Pick out all lines of the entries that include the word "other" and copy them.

____________

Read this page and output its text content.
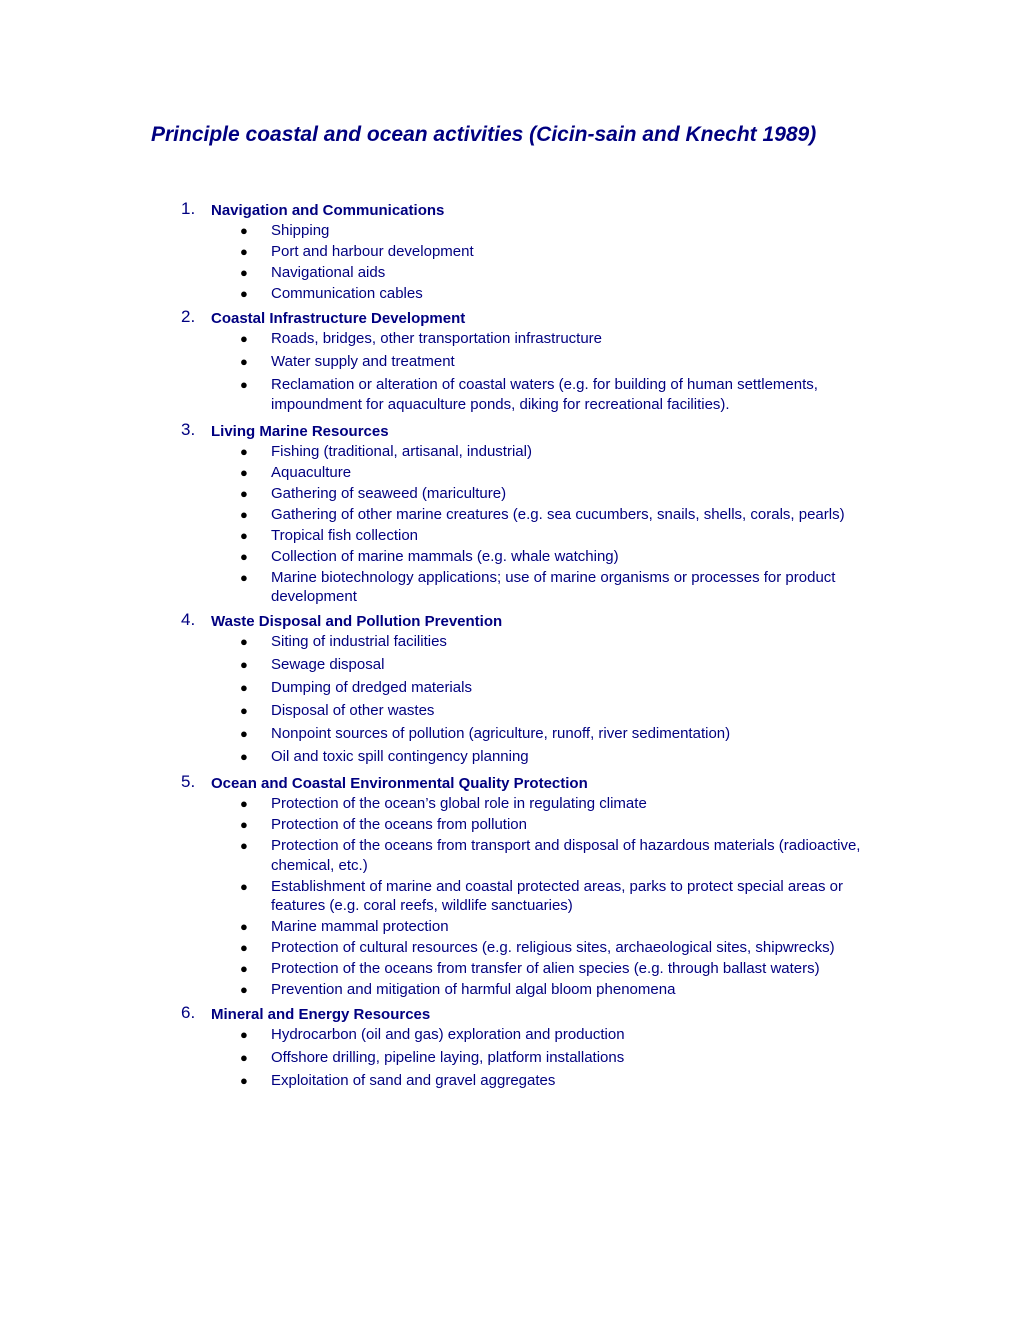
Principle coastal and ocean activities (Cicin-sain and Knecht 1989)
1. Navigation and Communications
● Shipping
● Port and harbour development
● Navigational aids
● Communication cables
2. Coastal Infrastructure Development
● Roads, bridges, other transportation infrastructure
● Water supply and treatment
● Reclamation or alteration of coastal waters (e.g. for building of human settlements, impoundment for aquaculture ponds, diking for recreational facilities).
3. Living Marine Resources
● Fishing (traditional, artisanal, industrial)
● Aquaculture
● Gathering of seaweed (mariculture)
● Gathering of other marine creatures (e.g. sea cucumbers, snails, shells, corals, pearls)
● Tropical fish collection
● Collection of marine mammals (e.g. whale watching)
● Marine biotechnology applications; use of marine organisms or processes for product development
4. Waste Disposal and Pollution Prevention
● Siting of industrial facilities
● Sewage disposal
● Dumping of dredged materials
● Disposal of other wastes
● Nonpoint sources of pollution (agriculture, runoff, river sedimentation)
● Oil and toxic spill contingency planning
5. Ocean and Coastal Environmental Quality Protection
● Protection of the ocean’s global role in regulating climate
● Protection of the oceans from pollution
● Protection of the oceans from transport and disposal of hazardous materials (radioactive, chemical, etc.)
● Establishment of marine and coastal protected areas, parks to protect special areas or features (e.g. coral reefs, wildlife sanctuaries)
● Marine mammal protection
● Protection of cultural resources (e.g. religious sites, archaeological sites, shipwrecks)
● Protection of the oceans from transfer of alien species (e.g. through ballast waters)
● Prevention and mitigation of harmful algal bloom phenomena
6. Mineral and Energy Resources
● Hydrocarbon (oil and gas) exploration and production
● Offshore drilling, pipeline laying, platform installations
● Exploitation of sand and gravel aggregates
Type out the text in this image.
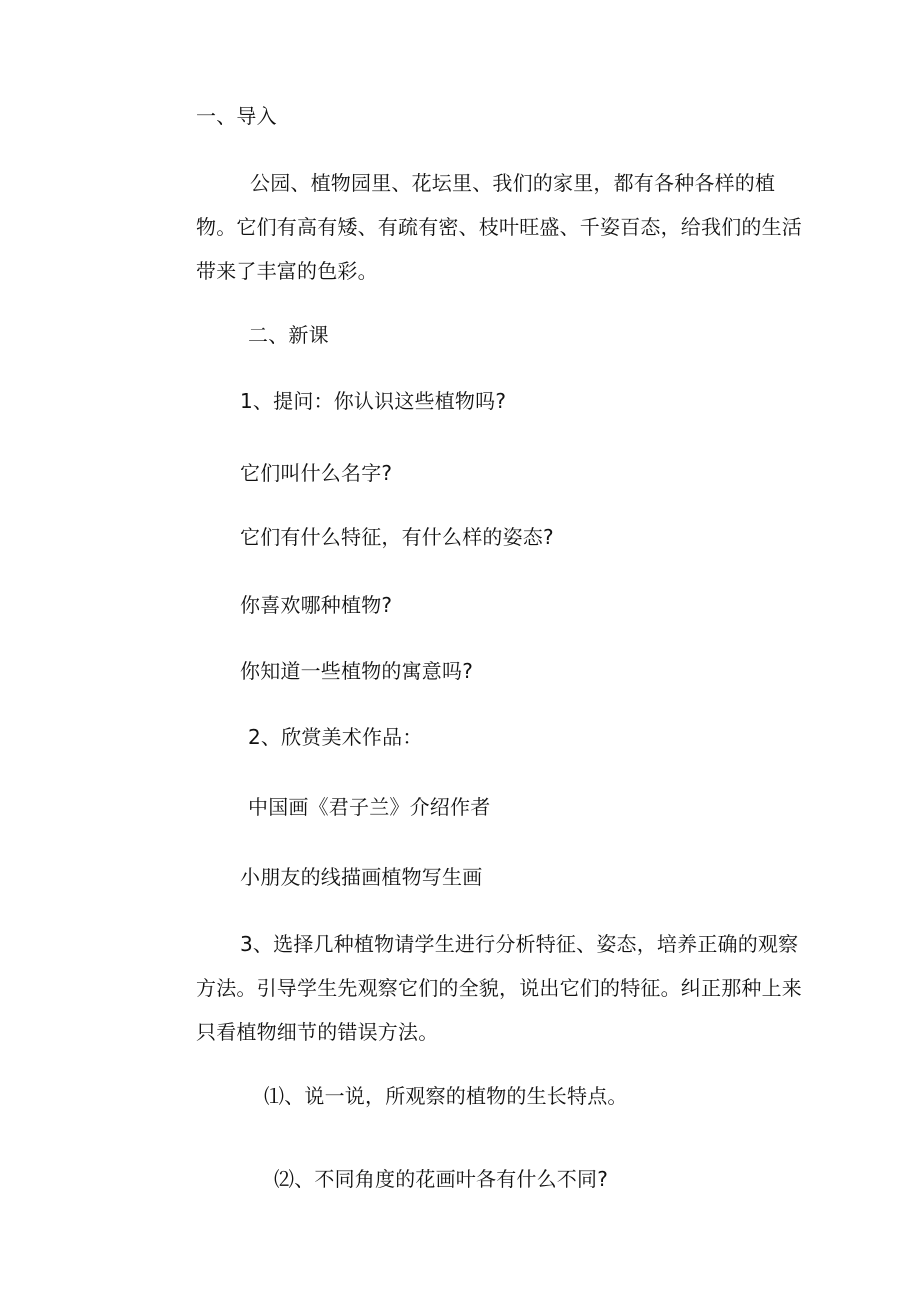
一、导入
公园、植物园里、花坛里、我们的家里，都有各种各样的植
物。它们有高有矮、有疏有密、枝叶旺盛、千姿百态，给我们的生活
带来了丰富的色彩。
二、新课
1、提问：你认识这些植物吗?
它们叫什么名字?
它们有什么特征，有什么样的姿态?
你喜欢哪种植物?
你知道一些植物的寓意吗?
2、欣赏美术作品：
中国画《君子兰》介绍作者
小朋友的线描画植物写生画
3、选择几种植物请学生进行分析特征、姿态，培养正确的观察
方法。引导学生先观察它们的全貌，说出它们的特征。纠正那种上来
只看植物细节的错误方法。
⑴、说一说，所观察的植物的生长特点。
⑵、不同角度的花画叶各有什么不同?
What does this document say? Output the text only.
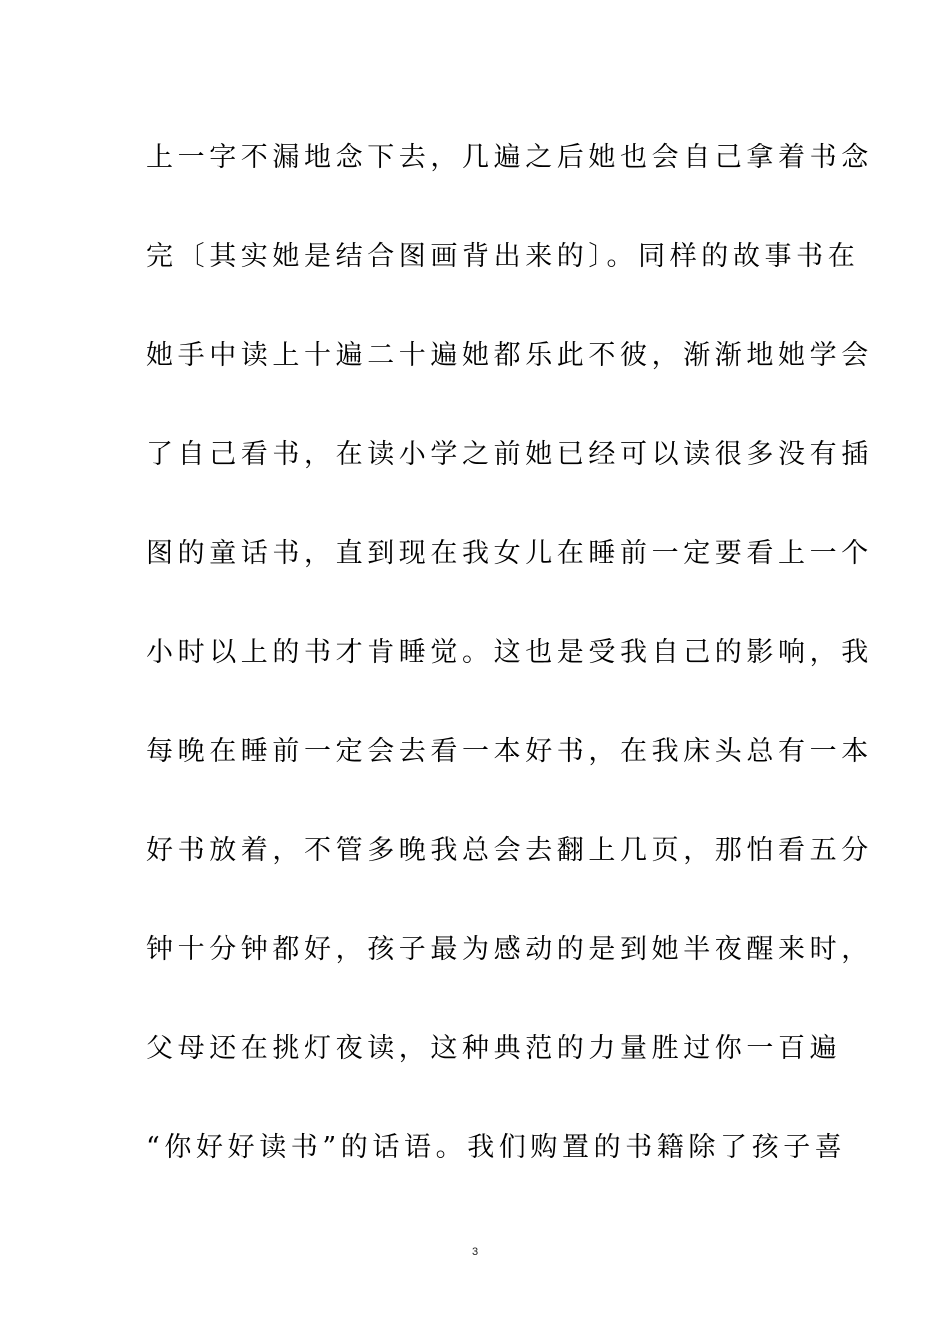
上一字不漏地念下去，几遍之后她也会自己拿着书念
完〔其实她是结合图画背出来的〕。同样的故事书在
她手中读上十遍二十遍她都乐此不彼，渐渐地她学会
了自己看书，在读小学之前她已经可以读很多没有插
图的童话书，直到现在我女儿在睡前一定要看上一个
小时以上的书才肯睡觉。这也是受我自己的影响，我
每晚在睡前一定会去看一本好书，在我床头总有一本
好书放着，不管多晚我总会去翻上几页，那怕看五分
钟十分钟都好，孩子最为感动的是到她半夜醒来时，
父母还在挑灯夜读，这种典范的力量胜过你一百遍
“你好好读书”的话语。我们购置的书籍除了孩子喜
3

____________

## RESULT
● Roads, bridges, other transportation infrastructure
● Gathering of other marine creatures (e.g. sea cucumbers, snails, shells, corals, pearls)
● Disposal of other wastes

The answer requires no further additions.